:: TASK GOAL ::
Copy out all lines carrying the word "text".

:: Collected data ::
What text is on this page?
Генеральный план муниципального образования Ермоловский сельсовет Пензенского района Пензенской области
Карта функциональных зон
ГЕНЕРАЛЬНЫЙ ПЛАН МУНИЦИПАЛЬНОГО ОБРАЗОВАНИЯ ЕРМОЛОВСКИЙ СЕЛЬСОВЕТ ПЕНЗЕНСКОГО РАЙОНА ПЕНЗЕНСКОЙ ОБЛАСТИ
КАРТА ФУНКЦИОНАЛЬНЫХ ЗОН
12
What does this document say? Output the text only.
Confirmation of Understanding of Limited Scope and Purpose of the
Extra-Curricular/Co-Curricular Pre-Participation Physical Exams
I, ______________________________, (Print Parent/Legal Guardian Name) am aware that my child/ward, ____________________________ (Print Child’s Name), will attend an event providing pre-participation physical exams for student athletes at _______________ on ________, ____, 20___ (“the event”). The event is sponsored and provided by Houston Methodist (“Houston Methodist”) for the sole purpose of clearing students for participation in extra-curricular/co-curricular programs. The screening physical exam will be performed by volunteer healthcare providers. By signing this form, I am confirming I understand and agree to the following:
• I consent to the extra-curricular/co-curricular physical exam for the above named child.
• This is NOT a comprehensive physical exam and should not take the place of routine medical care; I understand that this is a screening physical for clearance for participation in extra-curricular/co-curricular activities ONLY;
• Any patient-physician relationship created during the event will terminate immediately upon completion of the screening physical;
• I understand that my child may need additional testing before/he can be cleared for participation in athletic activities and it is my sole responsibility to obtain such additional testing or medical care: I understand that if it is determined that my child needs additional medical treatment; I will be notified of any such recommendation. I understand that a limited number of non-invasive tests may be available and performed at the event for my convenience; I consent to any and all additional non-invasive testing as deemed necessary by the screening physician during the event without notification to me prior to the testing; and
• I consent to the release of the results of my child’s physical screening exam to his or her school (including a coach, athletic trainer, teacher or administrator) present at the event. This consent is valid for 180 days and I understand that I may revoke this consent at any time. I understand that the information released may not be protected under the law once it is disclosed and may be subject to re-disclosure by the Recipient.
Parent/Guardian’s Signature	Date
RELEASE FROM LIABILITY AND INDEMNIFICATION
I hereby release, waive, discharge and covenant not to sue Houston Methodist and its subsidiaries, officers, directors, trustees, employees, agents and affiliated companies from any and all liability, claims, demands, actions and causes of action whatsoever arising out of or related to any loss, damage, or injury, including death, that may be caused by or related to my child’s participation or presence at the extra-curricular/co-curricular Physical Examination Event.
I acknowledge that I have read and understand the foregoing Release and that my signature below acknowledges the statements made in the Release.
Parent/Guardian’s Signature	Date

:: TASK RESPONSE ::
What text is on this page?
What does this document say? Output the text only.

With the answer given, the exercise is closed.